Problem to solve:
List each line of the data in which the string "Pagamento" appears.

Materials provided:
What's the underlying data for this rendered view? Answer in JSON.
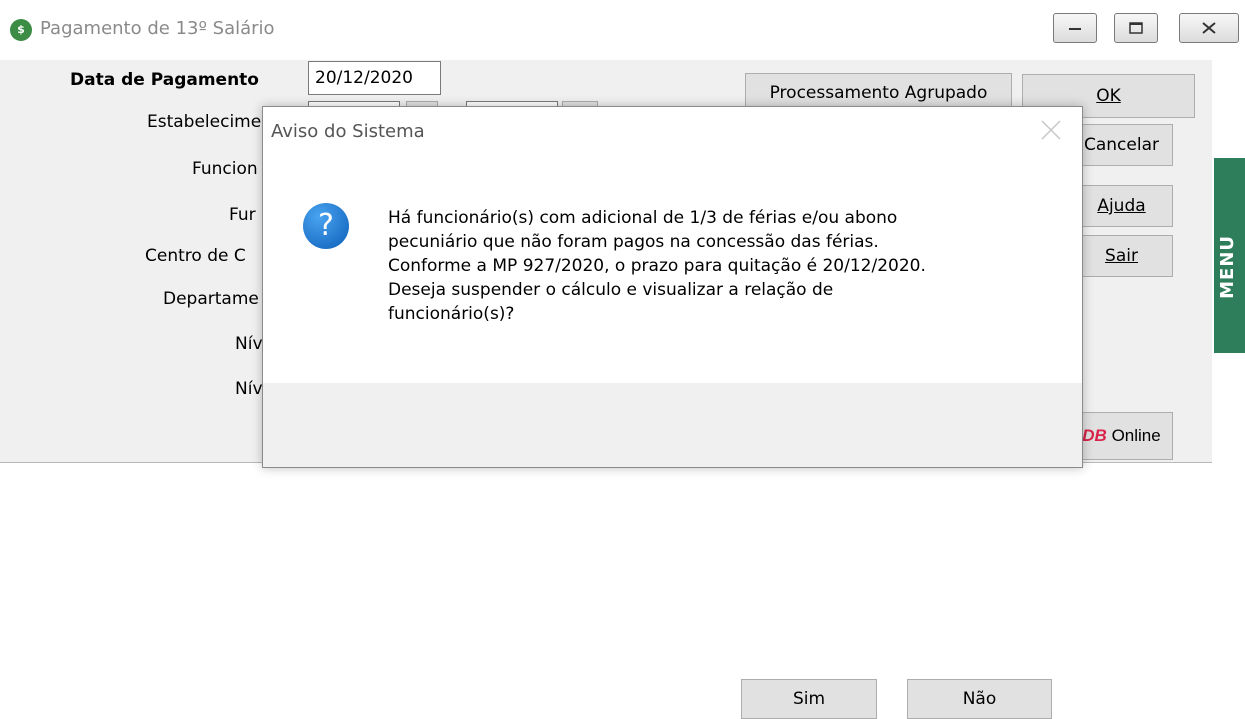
{
  "window": {
    "title": "Pagamento de 13º Salário",
    "app_icon": "money-icon"
  },
  "form": {
    "date_label": "Data de Pagamento",
    "date_value": "20/12/2020",
    "labels": [
      "Estabelecime",
      "Funcion",
      "Fur",
      "Centro de C",
      "Departame",
      "Nív",
      "Nív"
    ]
  },
  "buttons": {
    "processamento": "Processamento Agrupado",
    "ok": "OK",
    "cancelar": "Cancelar",
    "ajuda": "Ajuda",
    "sair": "Sair",
    "online_logo": "DB",
    "online_text": " Online"
  },
  "side_tab": {
    "label": "MENU",
    "color": "#2e7d5b"
  },
  "dialog": {
    "title": "Aviso do Sistema",
    "icon": "question-icon",
    "message": "Há funcionário(s) com adicional de 1/3 de férias e/ou abono\npecuniário que não foram pagos na concessão das férias.\nConforme a MP 927/2020, o prazo para quitação é 20/12/2020.\nDeseja suspender o cálculo e visualizar a relação de\nfuncionário(s)?",
    "yes": "Sim",
    "no": "Não"
  }
}
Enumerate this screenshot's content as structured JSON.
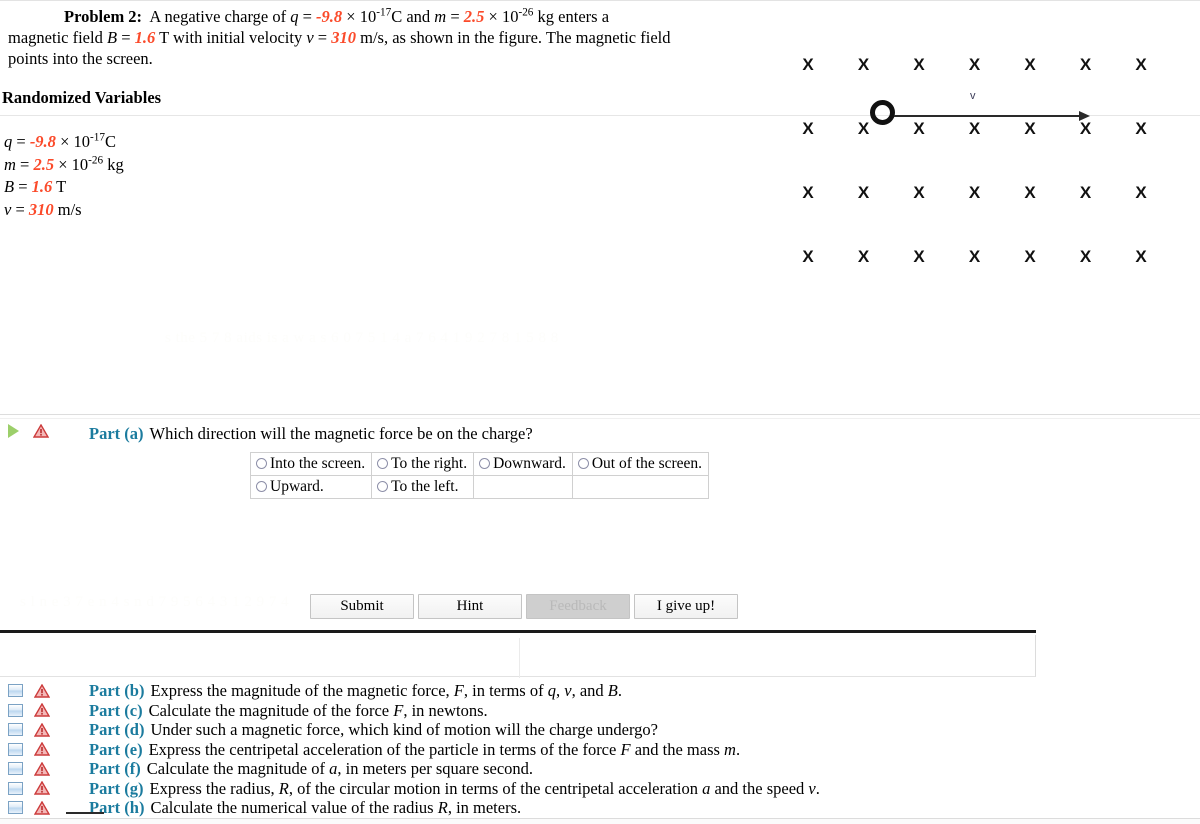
{
  "problem": {
    "label": "Problem 2:",
    "line1_a": "A negative charge of ",
    "q_sym": "q",
    "eq": " = ",
    "q_val": "-9.8",
    "times": " × 10",
    "q_exp": "-17",
    "q_unit": "C and ",
    "m_sym": "m",
    "m_val": "2.5",
    "m_exp": "-26",
    "m_unit": " kg enters a",
    "line2_a": "magnetic field ",
    "B_sym": "B",
    "B_val": "1.6",
    "B_unit": " T with initial velocity ",
    "v_sym": "v",
    "v_val": "310",
    "v_unit": " m/s, as shown in the figure. The magnetic field",
    "line3": "points into the screen."
  },
  "randomized": {
    "heading": "Randomized Variables",
    "rows": [
      {
        "sym": "q",
        "eq": " = ",
        "val": "-9.8",
        "mul": " × 10",
        "exp": "-17",
        "unit": "C"
      },
      {
        "sym": "m",
        "eq": " = ",
        "val": "2.5",
        "mul": " × 10",
        "exp": "-26",
        "unit": " kg"
      },
      {
        "sym": "B",
        "eq": " = ",
        "val": "1.6",
        "mul": "",
        "exp": "",
        "unit": " T"
      },
      {
        "sym": "v",
        "eq": " = ",
        "val": "310",
        "mul": "",
        "exp": "",
        "unit": " m/s"
      }
    ]
  },
  "figure": {
    "x_symbol": "X",
    "columns": 7,
    "rows": 4,
    "velocity_label": "v",
    "charge_marker": "circle-ring"
  },
  "watermarks": [
    "s the 5 7 8 aids is a w a  s 6 0  7 5 1 4 a 7 6 4 1 9 2 7 8   1 5 8 8",
    "s l n e 3 7  e n  4  s n d    7 9 5 6 4   3 1 2  9 7 4"
  ],
  "part_a": {
    "label": "Part (a)",
    "text": "Which direction will the magnetic force be on the charge?",
    "options_rows": [
      [
        "Into the screen.",
        "To the right.",
        "Downward.",
        "Out of the screen."
      ],
      [
        "Upward.",
        "To the left.",
        "",
        ""
      ]
    ]
  },
  "buttons": {
    "submit": "Submit",
    "hint": "Hint",
    "feedback": "Feedback",
    "give_up": "I give up!"
  },
  "parts": [
    {
      "label": "Part (b)",
      "text_html": "Express the magnitude of the magnetic force, <i>F</i>, in terms of <i>q</i>, <i>v</i>, and <i>B</i>.",
      "text": "Express the magnitude of the magnetic force, F, in terms of q, v, and B."
    },
    {
      "label": "Part (c)",
      "text_html": "Calculate the magnitude of the force <i>F</i>, in newtons.",
      "text": "Calculate the magnitude of the force F, in newtons."
    },
    {
      "label": "Part (d)",
      "text_html": "Under such a magnetic force, which kind of motion will the charge undergo?",
      "text": "Under such a magnetic force, which kind of motion will the charge undergo?"
    },
    {
      "label": "Part (e)",
      "text_html": "Express the centripetal acceleration of the particle in terms of the force <i>F</i> and the mass <i>m</i>.",
      "text": "Express the centripetal acceleration of the particle in terms of the force F and the mass m."
    },
    {
      "label": "Part (f)",
      "text_html": "Calculate the magnitude of <i>a</i>, in meters per square second.",
      "text": "Calculate the magnitude of a, in meters per square second."
    },
    {
      "label": "Part (g)",
      "text_html": "Express the radius, <i>R</i>, of the circular motion in terms of the centripetal acceleration <i>a</i> and the speed <i>v</i>.",
      "text": "Express the radius, R, of the circular motion in terms of the centripetal acceleration a and the speed v."
    },
    {
      "label": "Part (h)",
      "text_html": "Calculate the numerical value of the radius <i>R</i>, in meters.",
      "text": "Calculate the numerical value of the radius R, in meters."
    }
  ],
  "colors": {
    "randomized_number": "#fb4a2a",
    "part_label": "#1b7b9e",
    "warning": "#d94040",
    "play": "#9ccf6a"
  }
}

Final result:
    "title": "Pagamento de 13º Salário",
    "date_label": "Data de Pagamento",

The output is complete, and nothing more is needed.